** START Material for this task **

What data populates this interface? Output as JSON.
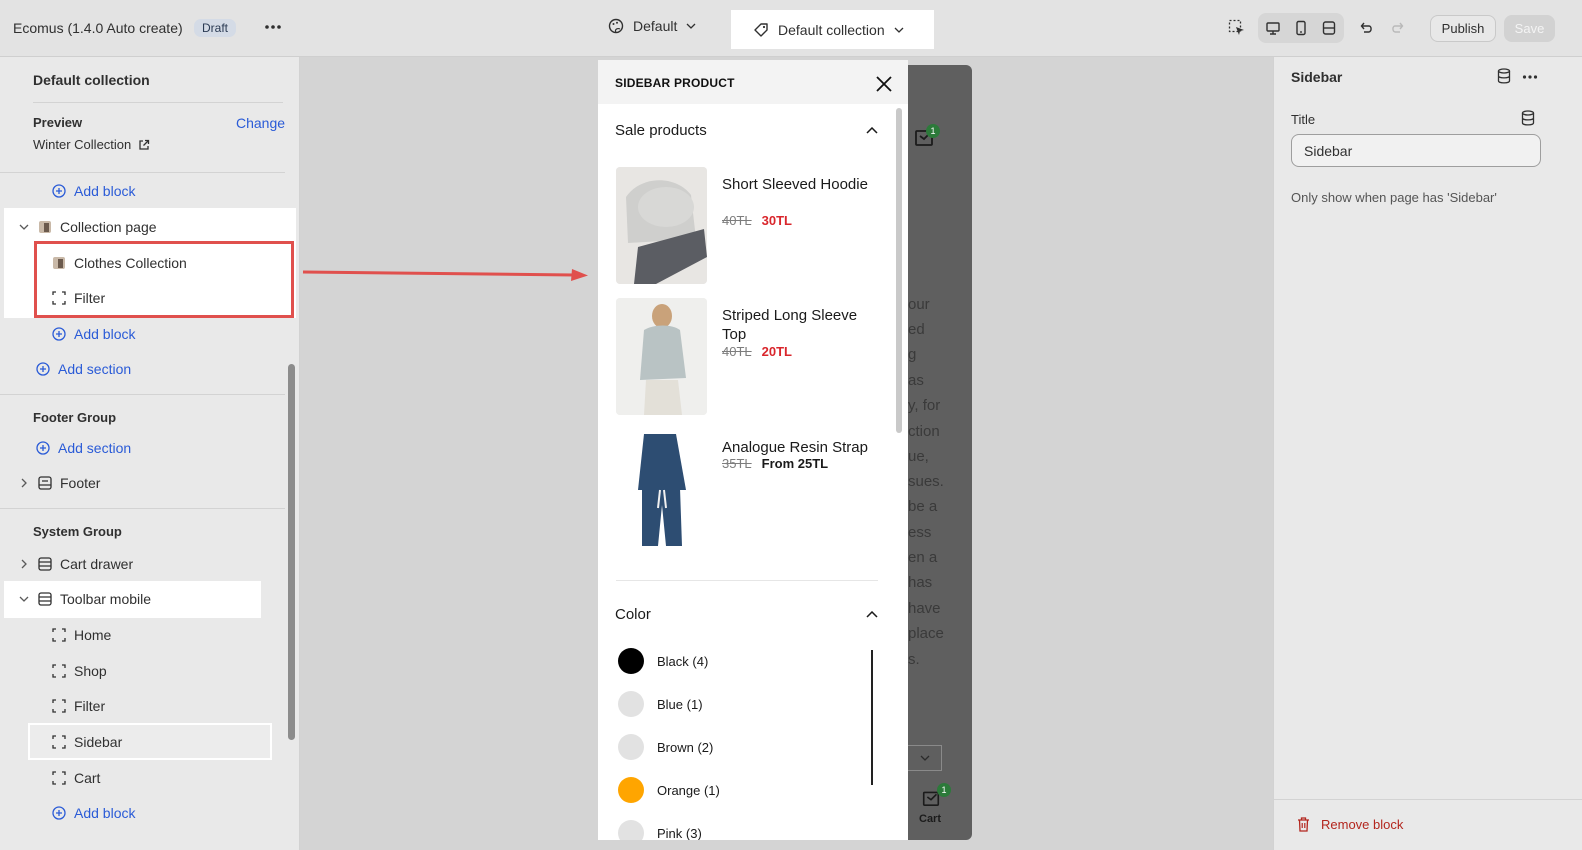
{
  "topbar": {
    "app_title": "Ecomus (1.4.0 Auto create)",
    "status_badge": "Draft",
    "theme_select": "Default",
    "template_select": "Default collection",
    "publish_label": "Publish",
    "save_label": "Save"
  },
  "left_panel": {
    "title": "Default collection",
    "preview_label": "Preview",
    "change_label": "Change",
    "preview_value": "Winter Collection",
    "add_block": "Add block",
    "add_section": "Add section",
    "collection_page": "Collection page",
    "clothes_collection": "Clothes Collection",
    "filter": "Filter",
    "footer_group": "Footer Group",
    "footer": "Footer",
    "system_group": "System Group",
    "cart_drawer": "Cart drawer",
    "toolbar_mobile": "Toolbar mobile",
    "toolbar_items": [
      "Home",
      "Shop",
      "Filter",
      "Sidebar",
      "Cart"
    ]
  },
  "drawer": {
    "title": "SIDEBAR PRODUCT",
    "sale_section": "Sale products",
    "products": [
      {
        "name": "Short Sleeved Hoodie",
        "old_price": "40TL",
        "new_price": "30TL"
      },
      {
        "name": "Striped Long Sleeve Top",
        "old_price": "40TL",
        "new_price": "20TL"
      },
      {
        "name": "Analogue Resin Strap",
        "old_price": "35TL",
        "new_price": "From 25TL"
      }
    ],
    "color_section": "Color",
    "colors": [
      {
        "label": "Black (4)",
        "hex": "#000000"
      },
      {
        "label": "Blue (1)",
        "hex": "#e2e2e2"
      },
      {
        "label": "Brown (2)",
        "hex": "#e2e2e2"
      },
      {
        "label": "Orange (1)",
        "hex": "#ffa500"
      },
      {
        "label": "Pink (3)",
        "hex": "#e2e2e2"
      }
    ]
  },
  "background_preview": {
    "text_fragments": [
      "our",
      "ed",
      "g",
      "as",
      "y, for",
      "ction",
      "ue,",
      "sues.",
      "be a",
      "ess",
      "en a",
      "has",
      "have",
      "place",
      "s."
    ],
    "cart_badge": "1",
    "cart_label": "Cart"
  },
  "right_panel": {
    "title": "Sidebar",
    "field_label": "Title",
    "field_value": "Sidebar",
    "help_text": "Only show when page has 'Sidebar'",
    "remove_label": "Remove block"
  },
  "colors": {
    "accent_link": "#2a5bd7",
    "annotation_red": "#e0504d",
    "sale_red": "#d9262c",
    "remove_red": "#b3261e"
  }
}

** END Material for this task **

## Instructions for the task:
Using the records above, select and copy every line that has the word "products".

## Result of the exercise:
    "sale_section": "Sale products",
    "products": [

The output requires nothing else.